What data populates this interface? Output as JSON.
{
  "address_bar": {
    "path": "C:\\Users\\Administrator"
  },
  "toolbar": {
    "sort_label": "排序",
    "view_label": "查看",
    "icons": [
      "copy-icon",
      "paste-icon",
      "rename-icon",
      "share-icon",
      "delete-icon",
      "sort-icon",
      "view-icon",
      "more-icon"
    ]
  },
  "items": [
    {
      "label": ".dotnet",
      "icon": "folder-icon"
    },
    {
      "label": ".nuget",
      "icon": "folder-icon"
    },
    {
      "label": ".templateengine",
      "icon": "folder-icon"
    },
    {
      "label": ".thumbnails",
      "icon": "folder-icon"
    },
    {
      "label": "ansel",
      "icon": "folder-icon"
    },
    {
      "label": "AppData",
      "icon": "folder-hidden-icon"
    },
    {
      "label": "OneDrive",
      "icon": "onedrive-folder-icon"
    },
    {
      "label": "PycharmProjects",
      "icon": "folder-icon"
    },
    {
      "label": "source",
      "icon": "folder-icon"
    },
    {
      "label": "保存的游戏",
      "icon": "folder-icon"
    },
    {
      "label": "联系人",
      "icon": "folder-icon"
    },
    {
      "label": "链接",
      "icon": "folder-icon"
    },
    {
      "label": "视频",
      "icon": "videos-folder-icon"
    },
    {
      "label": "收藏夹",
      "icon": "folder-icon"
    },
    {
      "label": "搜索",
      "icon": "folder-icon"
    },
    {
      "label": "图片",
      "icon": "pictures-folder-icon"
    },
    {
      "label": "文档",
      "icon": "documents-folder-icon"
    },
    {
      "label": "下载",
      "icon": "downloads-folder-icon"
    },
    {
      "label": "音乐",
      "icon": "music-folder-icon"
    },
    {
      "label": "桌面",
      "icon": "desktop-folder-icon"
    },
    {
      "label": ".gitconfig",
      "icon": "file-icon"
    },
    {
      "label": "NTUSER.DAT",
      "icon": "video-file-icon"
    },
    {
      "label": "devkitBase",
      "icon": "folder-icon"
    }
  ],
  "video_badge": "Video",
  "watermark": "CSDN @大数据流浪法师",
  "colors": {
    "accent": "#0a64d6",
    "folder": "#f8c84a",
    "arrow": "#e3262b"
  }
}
+++
* _WORK TO BE COMPLETED_
Reproduce the material above without altering a single character.

* _OUTPUT OF THE TASK_
What data populates this interface? Output as JSON.
{
  "address_bar": {
    "path": "C:\\Users\\Administrator"
  },
  "toolbar": {
    "sort_label": "排序",
    "view_label": "查看",
    "icons": [
      "copy-icon",
      "paste-icon",
      "rename-icon",
      "share-icon",
      "delete-icon",
      "sort-icon",
      "view-icon",
      "more-icon"
    ]
  },
  "items": [
    {
      "label": ".dotnet",
      "icon": "folder-icon"
    },
    {
      "label": ".nuget",
      "icon": "folder-icon"
    },
    {
      "label": ".templateengine",
      "icon": "folder-icon"
    },
    {
      "label": ".thumbnails",
      "icon": "folder-icon"
    },
    {
      "label": "ansel",
      "icon": "folder-icon"
    },
    {
      "label": "AppData",
      "icon": "folder-hidden-icon"
    },
    {
      "label": "OneDrive",
      "icon": "onedrive-folder-icon"
    },
    {
      "label": "PycharmProjects",
      "icon": "folder-icon"
    },
    {
      "label": "source",
      "icon": "folder-icon"
    },
    {
      "label": "保存的游戏",
      "icon": "folder-icon"
    },
    {
      "label": "联系人",
      "icon": "folder-icon"
    },
    {
      "label": "链接",
      "icon": "folder-icon"
    },
    {
      "label": "视频",
      "icon": "videos-folder-icon"
    },
    {
      "label": "收藏夹",
      "icon": "folder-icon"
    },
    {
      "label": "搜索",
      "icon": "folder-icon"
    },
    {
      "label": "图片",
      "icon": "pictures-folder-icon"
    },
    {
      "label": "文档",
      "icon": "documents-folder-icon"
    },
    {
      "label": "下载",
      "icon": "downloads-folder-icon"
    },
    {
      "label": "音乐",
      "icon": "music-folder-icon"
    },
    {
      "label": "桌面",
      "icon": "desktop-folder-icon"
    },
    {
      "label": ".gitconfig",
      "icon": "file-icon"
    },
    {
      "label": "NTUSER.DAT",
      "icon": "video-file-icon"
    },
    {
      "label": "devkitBase",
      "icon": "folder-icon"
    }
  ],
  "video_badge": "Video",
  "watermark": "CSDN @大数据流浪法师",
  "colors": {
    "accent": "#0a64d6",
    "folder": "#f8c84a",
    "arrow": "#e3262b"
  }
}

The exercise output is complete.